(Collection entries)
● ● ● ● ● ● ●

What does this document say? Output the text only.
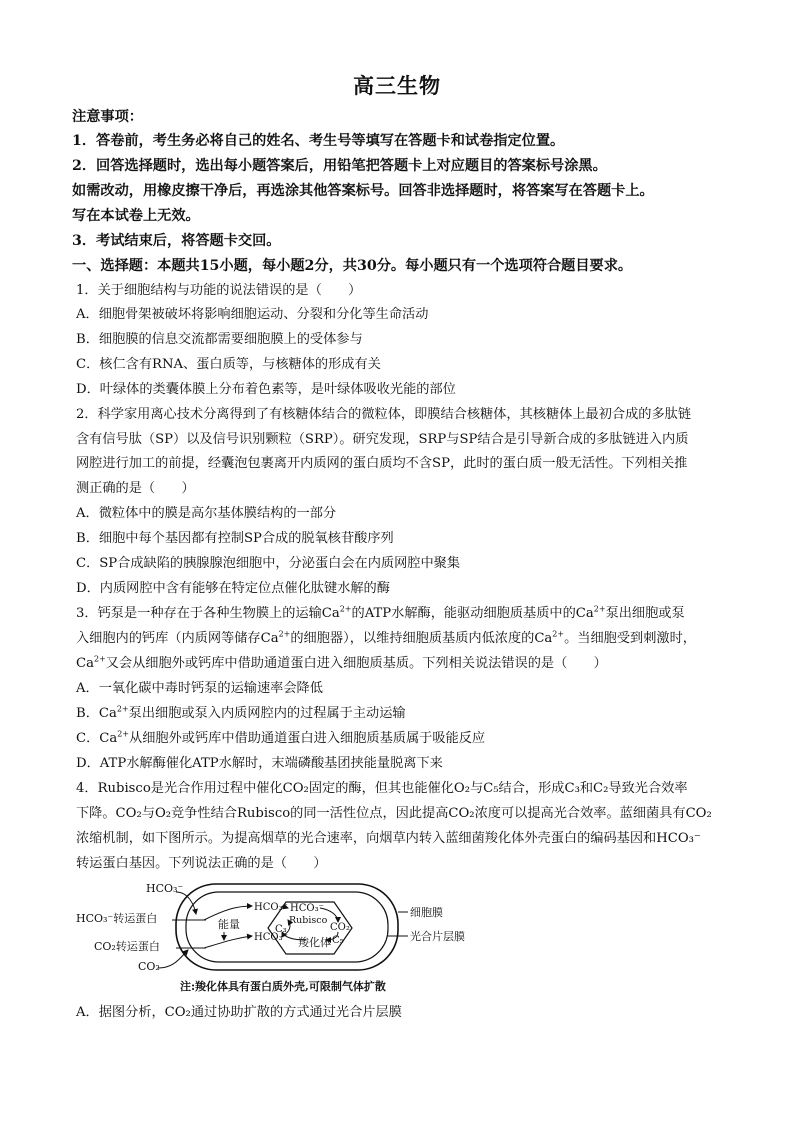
高三生物
注意事项：
1．答卷前，考生务必将自己的姓名、考生号等填写在答题卡和试卷指定位置。
2．回答选择题时，选出每小题答案后，用铅笔把答题卡上对应题目的答案标号涂黑。
如需改动，用橡皮擦干净后，再选涂其他答案标号。回答非选择题时，将答案写在答题卡上。
写在本试卷上无效。
3．考试结束后，将答题卡交回。
一、选择题：本题共15小题，每小题2分，共30分。每小题只有一个选项符合题目要求。
1．关于细胞结构与功能的说法错误的是（　　）
A．细胞骨架被破坏将影响细胞运动、分裂和分化等生命活动
B．细胞膜的信息交流都需要细胞膜上的受体参与
C．核仁含有RNA、蛋白质等，与核糖体的形成有关
D．叶绿体的类囊体膜上分布着色素等，是叶绿体吸收光能的部位
2．科学家用离心技术分离得到了有核糖体结合的微粒体，即膜结合核糖体，其核糖体上最初合成的多肽链
含有信号肽（SP）以及信号识别颗粒（SRP）。研究发现，SRP与SP结合是引导新合成的多肽链进入内质
网腔进行加工的前提，经囊泡包裹离开内质网的蛋白质均不含SP，此时的蛋白质一般无活性。下列相关推
测正确的是（　　）
A．微粒体中的膜是高尔基体膜结构的一部分
B．细胞中每个基因都有控制SP合成的脱氧核苷酸序列
C．SP合成缺陷的胰腺腺泡细胞中，分泌蛋白会在内质网腔中聚集
D．内质网腔中含有能够在特定位点催化肽键水解的酶
3．钙泵是一种存在于各种生物膜上的运输$Ca^{2+}$的ATP水解酶，能驱动细胞质基质中的$Ca^{2+}$泵出细胞或泵
入细胞内的钙库（内质网等储存$Ca^{2+}$的细胞器），以维持细胞质基质内低浓度的$Ca^{2+}$。当细胞受到刺激时，
$Ca^{2+}$又会从细胞外或钙库中借助通道蛋白进入细胞质基质。下列相关说法错误的是（　　）
A．一氧化碳中毒时钙泵的运输速率会降低
B．$Ca^{2+}$泵出细胞或泵入内质网腔内的过程属于主动运输
C．$Ca^{2+}$从细胞外或钙库中借助通道蛋白进入细胞质基质属于吸能反应
D．ATP水解酶催化ATP水解时，末端磷酸基团挟能量脱离下来
4．Rubisco是光合作用过程中催化CO₂固定的酶，但其也能催化O₂与C₅结合，形成C₃和C₂导致光合效率
下降。CO₂与O₂竞争性结合Rubisco的同一活性位点，因此提高CO₂浓度可以提高光合效率。蓝细菌具有CO₂
浓缩机制，如下图所示。为提高烟草的光合速率，向烟草内转入蓝细菌羧化体外壳蛋白的编码基因和HCO₃⁻
转运蛋白基因。下列说法正确的是（　　）
HCO₃⁻
HCO₃⁻转运蛋白
CO₂转运蛋白
CO₂
能量
HCO₃⁻
HCO₃⁻
HCO₃⁻
Rubisco
C₃	CO₂
C₅
羧化体
细胞膜
光合片层膜
注:羧化体具有蛋白质外壳,可限制气体扩散
A．据图分析，CO₂通过协助扩散的方式通过光合片层膜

● ● ● ● ● ● ●

◆ What is asked:
Your task is to reproduce all of the material exactly. The pictures stay out.

◆ Result of this exercise:
What does this document say? Output the text only.
高三生物
注意事项：
1．答卷前，考生务必将自己的姓名、考生号等填写在答题卡和试卷指定位置。
2．回答选择题时，选出每小题答案后，用铅笔把答题卡上对应题目的答案标号涂黑。
如需改动，用橡皮擦干净后，再选涂其他答案标号。回答非选择题时，将答案写在答题卡上。
写在本试卷上无效。
3．考试结束后，将答题卡交回。
一、选择题：本题共15小题，每小题2分，共30分。每小题只有一个选项符合题目要求。
1．关于细胞结构与功能的说法错误的是（　　）
A．细胞骨架被破坏将影响细胞运动、分裂和分化等生命活动
B．细胞膜的信息交流都需要细胞膜上的受体参与
C．核仁含有RNA、蛋白质等，与核糖体的形成有关
D．叶绿体的类囊体膜上分布着色素等，是叶绿体吸收光能的部位
2．科学家用离心技术分离得到了有核糖体结合的微粒体，即膜结合核糖体，其核糖体上最初合成的多肽链
含有信号肽（SP）以及信号识别颗粒（SRP）。研究发现，SRP与SP结合是引导新合成的多肽链进入内质
网腔进行加工的前提，经囊泡包裹离开内质网的蛋白质均不含SP，此时的蛋白质一般无活性。下列相关推
测正确的是（　　）
A．微粒体中的膜是高尔基体膜结构的一部分
B．细胞中每个基因都有控制SP合成的脱氧核苷酸序列
C．SP合成缺陷的胰腺腺泡细胞中，分泌蛋白会在内质网腔中聚集
D．内质网腔中含有能够在特定位点催化肽键水解的酶
3．钙泵是一种存在于各种生物膜上的运输$Ca^{2+}$的ATP水解酶，能驱动细胞质基质中的$Ca^{2+}$泵出细胞或泵
入细胞内的钙库（内质网等储存$Ca^{2+}$的细胞器），以维持细胞质基质内低浓度的$Ca^{2+}$。当细胞受到刺激时，
$Ca^{2+}$又会从细胞外或钙库中借助通道蛋白进入细胞质基质。下列相关说法错误的是（　　）
A．一氧化碳中毒时钙泵的运输速率会降低
B．$Ca^{2+}$泵出细胞或泵入内质网腔内的过程属于主动运输
C．$Ca^{2+}$从细胞外或钙库中借助通道蛋白进入细胞质基质属于吸能反应
D．ATP水解酶催化ATP水解时，末端磷酸基团挟能量脱离下来
4．Rubisco是光合作用过程中催化CO₂固定的酶，但其也能催化O₂与C₅结合，形成C₃和C₂导致光合效率
下降。CO₂与O₂竞争性结合Rubisco的同一活性位点，因此提高CO₂浓度可以提高光合效率。蓝细菌具有CO₂
浓缩机制，如下图所示。为提高烟草的光合速率，向烟草内转入蓝细菌羧化体外壳蛋白的编码基因和HCO₃⁻
转运蛋白基因。下列说法正确的是（　　）
HCO₃⁻
HCO₃⁻转运蛋白
CO₂转运蛋白
CO₂
能量
HCO₃⁻
HCO₃⁻
HCO₃⁻
Rubisco
C₃	CO₂
C₅
羧化体
细胞膜
光合片层膜
注:羧化体具有蛋白质外壳,可限制气体扩散
A．据图分析，CO₂通过协助扩散的方式通过光合片层膜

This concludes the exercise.